**Stored records**
>> START
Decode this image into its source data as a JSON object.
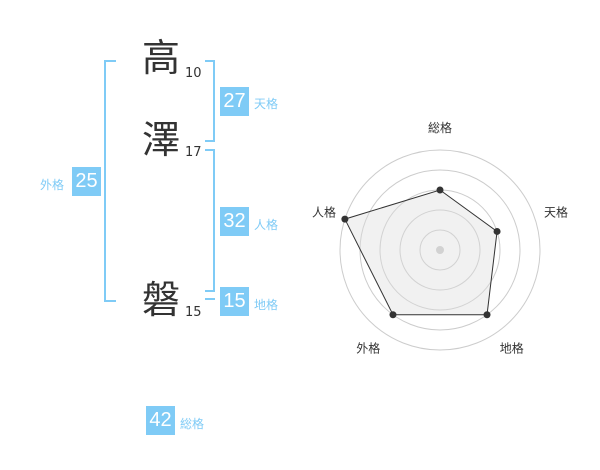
{
  "name": {
    "chars": [
      {
        "char": "高",
        "strokes": "10"
      },
      {
        "char": "澤",
        "strokes": "17"
      },
      {
        "char": "磐",
        "strokes": "15"
      }
    ]
  },
  "results": {
    "tenkaku": {
      "value": "27",
      "label": "天格"
    },
    "jinkaku": {
      "value": "32",
      "label": "人格"
    },
    "chikaku": {
      "value": "15",
      "label": "地格"
    },
    "gaikaku": {
      "value": "25",
      "label": "外格"
    },
    "soukaku": {
      "value": "42",
      "label": "総格"
    }
  },
  "accent_color": "#7fcbf6",
  "chart_data": {
    "type": "radar",
    "axes": [
      "総格",
      "天格",
      "地格",
      "外格",
      "人格"
    ],
    "values": [
      3,
      3,
      4,
      4,
      5
    ],
    "range": [
      0,
      5
    ],
    "rings": 5
  }
}
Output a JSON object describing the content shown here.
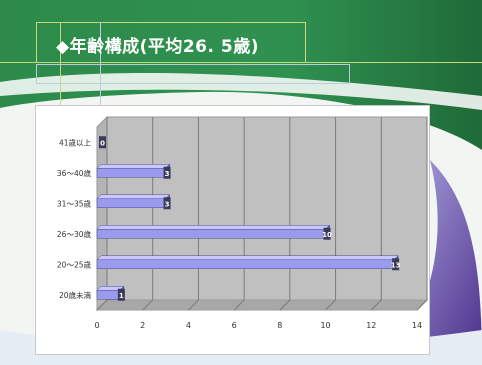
{
  "slide": {
    "title": "◆年齢構成(平均26. 5歳)",
    "colors": {
      "header_green": "#2d8a4a",
      "header_dark": "#1f6a38",
      "accent_line": "#c9d97a",
      "swoosh_purple": "#5a3e9a"
    }
  },
  "chart_data": {
    "type": "bar",
    "orientation": "horizontal",
    "style": "3d",
    "categories": [
      "41歳以上",
      "36～40歳",
      "31～35歳",
      "26～30歳",
      "20～25歳",
      "20歳未満"
    ],
    "values": [
      0,
      3,
      3,
      10,
      13,
      1
    ],
    "data_labels": [
      "0",
      "3",
      "3",
      "10",
      "13",
      "1"
    ],
    "x_ticks": [
      "0",
      "2",
      "4",
      "6",
      "8",
      "10",
      "12",
      "14"
    ],
    "xlim": [
      0,
      14
    ],
    "grid": true,
    "legend": "none",
    "colors": {
      "bar": "#9a9aee",
      "bar_top": "#c8c8ff",
      "bar_side": "#5c5cb0",
      "plot_back": "#c0c0c0",
      "plot_floor": "#a8a8a8",
      "grid": "#7a7a7a",
      "label_box": "#3a3a5a"
    }
  }
}
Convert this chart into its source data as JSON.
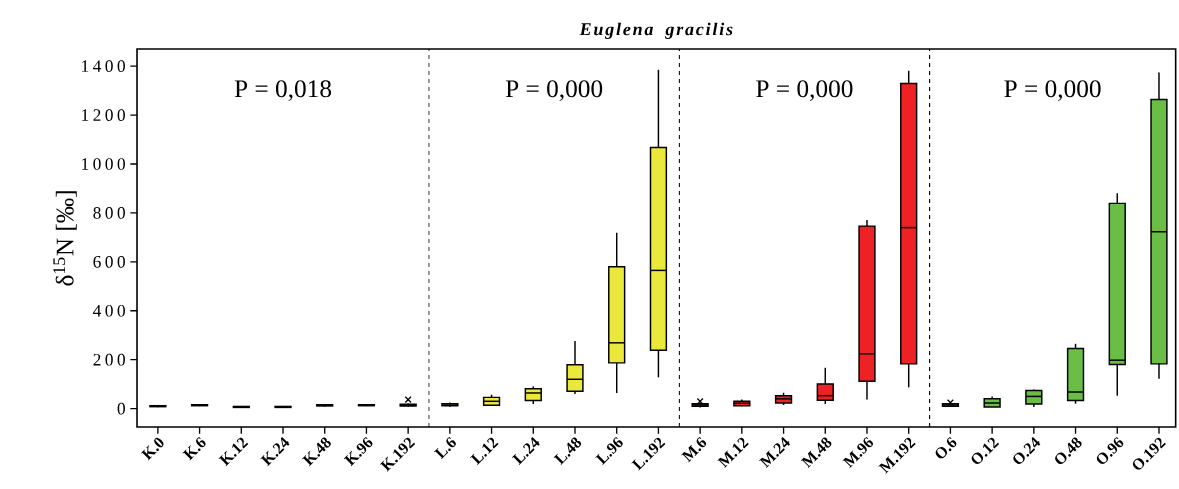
{
  "chart_data": {
    "type": "box",
    "title": "Euglena gracilis",
    "ylabel": "δ$^{15}$N [‰]",
    "categories": [
      "K.0",
      "K.6",
      "K.12",
      "K.24",
      "K.48",
      "K.96",
      "K.192",
      "L.6",
      "L.12",
      "L.24",
      "L.48",
      "L.96",
      "L.192",
      "M.6",
      "M.12",
      "M.24",
      "M.48",
      "M.96",
      "M.192",
      "O.6",
      "O.12",
      "O.24",
      "O.48",
      "O.96",
      "O.192"
    ],
    "boxes": [
      {
        "low": 6,
        "q1": 8,
        "median": 10,
        "q3": 12,
        "high": 14
      },
      {
        "low": 10,
        "q1": 12,
        "median": 14,
        "q3": 16,
        "high": 18
      },
      {
        "low": 3,
        "q1": 5,
        "median": 7,
        "q3": 9,
        "high": 11
      },
      {
        "low": 3,
        "q1": 5,
        "median": 7,
        "q3": 9,
        "high": 11
      },
      {
        "low": 8,
        "q1": 11,
        "median": 14,
        "q3": 16,
        "high": 18
      },
      {
        "low": 10,
        "q1": 12,
        "median": 14,
        "q3": 16,
        "high": 18
      },
      {
        "low": 8,
        "q1": 11,
        "median": 14,
        "q3": 18,
        "high": 22,
        "outliers": [
          37
        ]
      },
      {
        "low": 8,
        "q1": 12,
        "median": 15,
        "q3": 20,
        "high": 25
      },
      {
        "low": 12,
        "q1": 14,
        "median": 30,
        "q3": 46,
        "high": 57
      },
      {
        "low": 19,
        "q1": 33,
        "median": 64,
        "q3": 81,
        "high": 91
      },
      {
        "low": 60,
        "q1": 71,
        "median": 120,
        "q3": 179,
        "high": 276
      },
      {
        "low": 64,
        "q1": 187,
        "median": 269,
        "q3": 580,
        "high": 719
      },
      {
        "low": 128,
        "q1": 239,
        "median": 565,
        "q3": 1067,
        "high": 1385
      },
      {
        "low": 5,
        "q1": 10,
        "median": 15,
        "q3": 20,
        "high": 25,
        "outliers": [
          30
        ]
      },
      {
        "low": 10,
        "q1": 12,
        "median": 22,
        "q3": 30,
        "high": 37
      },
      {
        "low": 15,
        "q1": 23,
        "median": 40,
        "q3": 53,
        "high": 65
      },
      {
        "low": 19,
        "q1": 34,
        "median": 53,
        "q3": 101,
        "high": 167
      },
      {
        "low": 37,
        "q1": 112,
        "median": 224,
        "q3": 746,
        "high": 771
      },
      {
        "low": 87,
        "q1": 183,
        "median": 740,
        "q3": 1329,
        "high": 1381
      },
      {
        "low": 10,
        "q1": 10,
        "median": 15,
        "q3": 20,
        "high": 25,
        "outliers": [
          25
        ]
      },
      {
        "low": 7,
        "q1": 7,
        "median": 23,
        "q3": 40,
        "high": 50
      },
      {
        "low": 7,
        "q1": 19,
        "median": 50,
        "q3": 74,
        "high": 78
      },
      {
        "low": 20,
        "q1": 33,
        "median": 68,
        "q3": 246,
        "high": 265
      },
      {
        "low": 53,
        "q1": 180,
        "median": 198,
        "q3": 839,
        "high": 880
      },
      {
        "low": 122,
        "q1": 183,
        "median": 723,
        "q3": 1264,
        "high": 1374
      }
    ],
    "colors": [
      "#000000",
      "#000000",
      "#000000",
      "#000000",
      "#000000",
      "#000000",
      "#000000",
      "#ebe83c",
      "#ebe83c",
      "#ebe83c",
      "#ebe83c",
      "#ebe83c",
      "#ebe83c",
      "#ee2224",
      "#ee2224",
      "#ee2224",
      "#ee2224",
      "#ee2224",
      "#ee2224",
      "#6abd45",
      "#6abd45",
      "#6abd45",
      "#6abd45",
      "#6abd45",
      "#6abd45"
    ],
    "ylim": [
      -75,
      1470
    ],
    "yticks": [
      0,
      200,
      400,
      600,
      800,
      1000,
      1200,
      1400
    ],
    "annotations": [
      "P = 0,018",
      "P = 0,000",
      "P = 0,000",
      "P = 0,000"
    ],
    "marker": "cross"
  }
}
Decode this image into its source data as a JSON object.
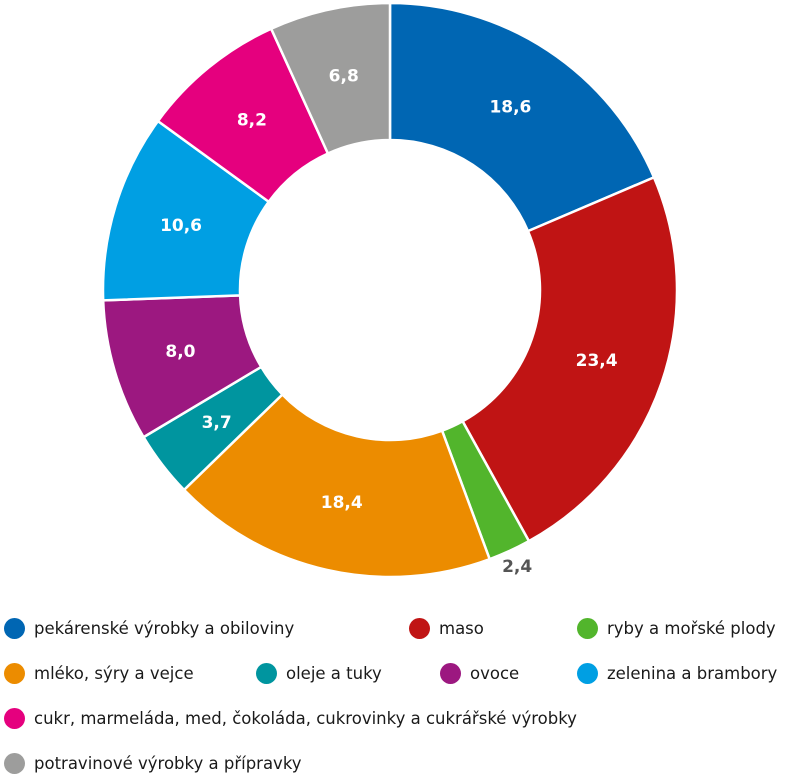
{
  "chart_data": {
    "type": "pie",
    "donut": true,
    "decimal_separator": ",",
    "slices": [
      {
        "label": "pekárenské výrobky a obiloviny",
        "value": 18.6,
        "display": "18,6",
        "color": "#0066b3",
        "label_color": "#ffffff"
      },
      {
        "label": "maso",
        "value": 23.4,
        "display": "23,4",
        "color": "#c01414",
        "label_color": "#ffffff"
      },
      {
        "label": "ryby a mořské plody",
        "value": 2.4,
        "display": "2,4",
        "color": "#52b52c",
        "label_color": "#555555"
      },
      {
        "label": "mléko, sýry a vejce",
        "value": 18.4,
        "display": "18,4",
        "color": "#ec8c00",
        "label_color": "#ffffff"
      },
      {
        "label": "oleje a tuky",
        "value": 3.7,
        "display": "3,7",
        "color": "#00959f",
        "label_color": "#ffffff"
      },
      {
        "label": "ovoce",
        "value": 8.0,
        "display": "8,0",
        "color": "#9c1880",
        "label_color": "#ffffff"
      },
      {
        "label": "zelenina a brambory",
        "value": 10.6,
        "display": "10,6",
        "color": "#009fe3",
        "label_color": "#ffffff"
      },
      {
        "label": "cukr, marmeláda, med, čokoláda, cukrovinky a cukrářské výrobky",
        "value": 8.2,
        "display": "8,2",
        "color": "#e5007e",
        "label_color": "#ffffff"
      },
      {
        "label": "potravinové výrobky a přípravky",
        "value": 6.8,
        "display": "6,8",
        "color": "#9d9d9c",
        "label_color": "#ffffff"
      }
    ],
    "legend_position": "bottom"
  }
}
>> END
**EXERCISE**
All lines of the data above that include the word "title" must be shown.

**THE RESULT**
    "title": "◆年齢構成(平均26. 5歳)",
    "title": "Euglena gracilis",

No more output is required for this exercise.